Copy the passage about gender roles in the church from "When we talk" to "roles at all.", changing "churches" to "congregations".

Quoted text =>

· · · ·

I have concerns about raising my son in the church.

I fret over the Bible lessons he hears. Are they watered down? Or, conversely, will they be too intense for a preschooler? I wonder if familiarity with Christianity will end up being a hindrance to his faith, instead of bolstering it. I question how to raise him with an ecumenical faith, but still teach the positions that matter dearly to my husband and me.

But mostly, I worry about what he’ll learn about gender roles.

When we talk about gender roles in the church, the conversation often begins and ends with what women can do in churches. Denominations have split and churches have divided over whether women can be pastors or elders or deacons or whether they should have any leadership roles at all.

While that’s an important issue, and one that I’m glad is being discussed more broadly, I see a greater failure regarding gender in our churches. Namely, I see a gender divide that is based, not on Scripture, but on traditional cultural norms. There are books, retreats, and conferences all reinforcing the idea that men and women are radically different and, thus, that we follow Christ differently. The result has been to divvy up the list of Christian virtues as either masculine or feminine, allowing little overlap.

Here’s one example of that division. Gentleness has been relegated as a feminine virtue throughout history and, unfortunately, within modern churches. But the Scriptures have a different message about gentleness: it’s for all Christians, regardless of gender. We see gentleness commanded throughout the New Testament. It is in Paul’s instructions to both Titus and Timothy – male leaders in the early church. It’s one of the virtues that make up the fruit of the Spirit. And in Matthew 11:28, Jesus calls himself gentle. These passages clearly show that Christians, regardless of their sex, are called to be gentle. Yet when was the last time Christian men were instructed to be gentler?

· · · ·

Excerpted records =>
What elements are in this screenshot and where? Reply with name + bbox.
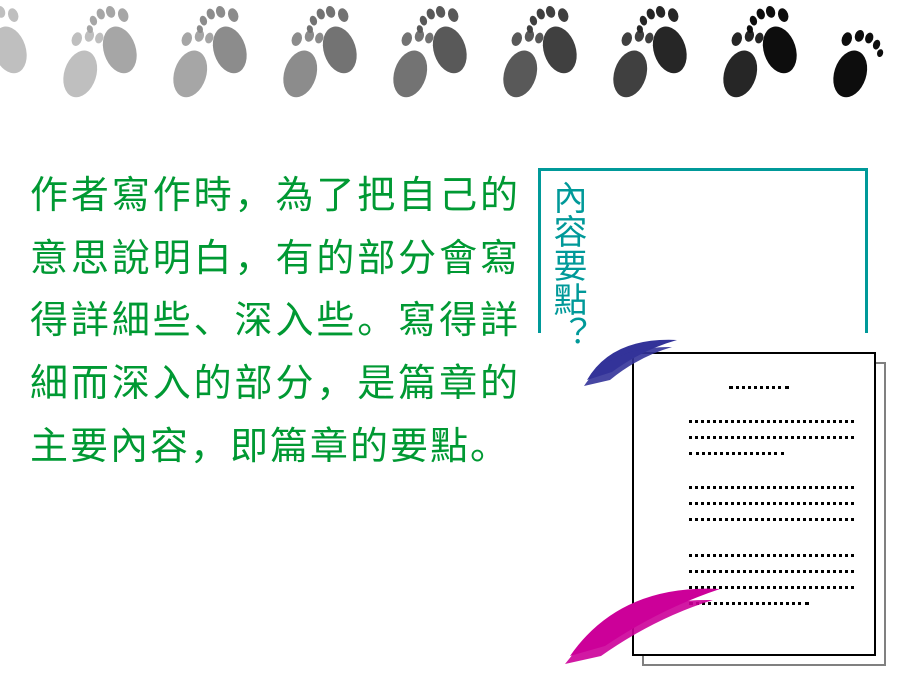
- heading-vertical: 內容要點？: [544, 180, 586, 350]
- footprint-pair: [790, 0, 910, 90]
- document-icon: [600, 334, 900, 669]
- heading-frame: [538, 168, 868, 333]
- document-text-line: [689, 486, 854, 489]
- document-text-line: [689, 420, 854, 423]
- document-text-line: [689, 570, 854, 573]
- slide-container: { "body_text": "作者寫作時，為了把自己的意思說明白，有的部分會寫…: [0, 0, 920, 690]
- brush-stroke-magenta-icon: [565, 584, 725, 664]
- brush-stroke-blue-icon: [582, 332, 682, 387]
- document-text-line: [689, 554, 854, 557]
- footprint-row: [0, 0, 920, 100]
- document-text-line: [689, 518, 854, 521]
- body-paragraph: 作者寫作時，為了把自己的意思說明白，有的部分會寫得詳細些、深入些。寫得詳細而深入…: [30, 165, 520, 478]
- document-text-line: [689, 452, 784, 455]
- document-text-line: [689, 436, 854, 439]
- document-text-line: [729, 386, 789, 389]
- document-text-line: [689, 502, 854, 505]
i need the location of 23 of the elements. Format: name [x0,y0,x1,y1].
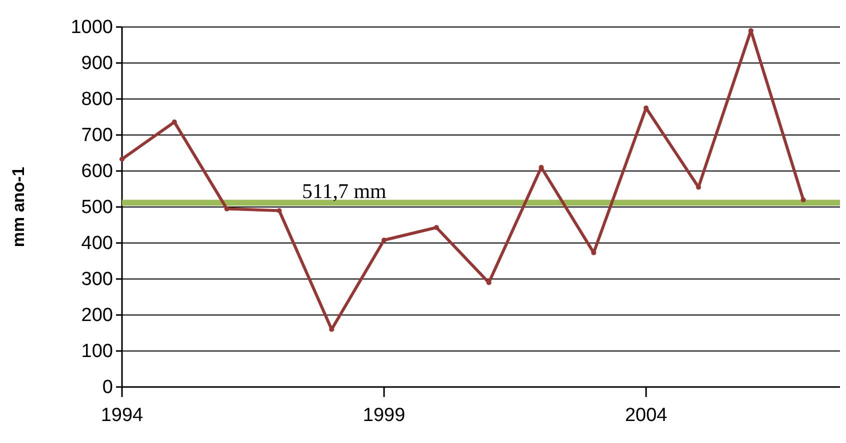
x-tick-label: 1994 [100,404,144,426]
y-tick-label: 700 [81,125,113,146]
y-tick-label: 1000 [70,17,113,38]
y-tick-label: 0 [102,377,113,398]
point [172,120,177,125]
y-tick-label: 300 [81,269,113,290]
x-tick-label: 1999 [362,404,406,426]
y-tick-label: 600 [81,161,113,182]
point [224,206,230,212]
y-tick-label: 100 [81,341,113,362]
x-tick-label: 2004 [624,404,668,426]
ref-line-label: 511,7 mm [302,178,386,203]
point [119,156,125,162]
y-tick-label: 200 [81,305,113,326]
y-tick-label: 400 [81,233,113,254]
point [800,197,806,202]
y-tick-label: 800 [81,89,113,110]
y-axis-title: mm ano-1 [9,166,28,248]
point [276,208,282,214]
point [434,225,439,230]
y-tick-label: 900 [81,53,113,74]
y-tick-label: 500 [81,197,113,218]
point [382,238,387,243]
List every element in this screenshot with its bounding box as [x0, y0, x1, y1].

· · · ·

Result for this task =>
When we talk about gender roles in the church, the conversation often begins and ends with what women can do in congregations. Denominations have split and congregations have divided over whether women can be pastors or elders or deacons or whether they should have any leadership roles at all.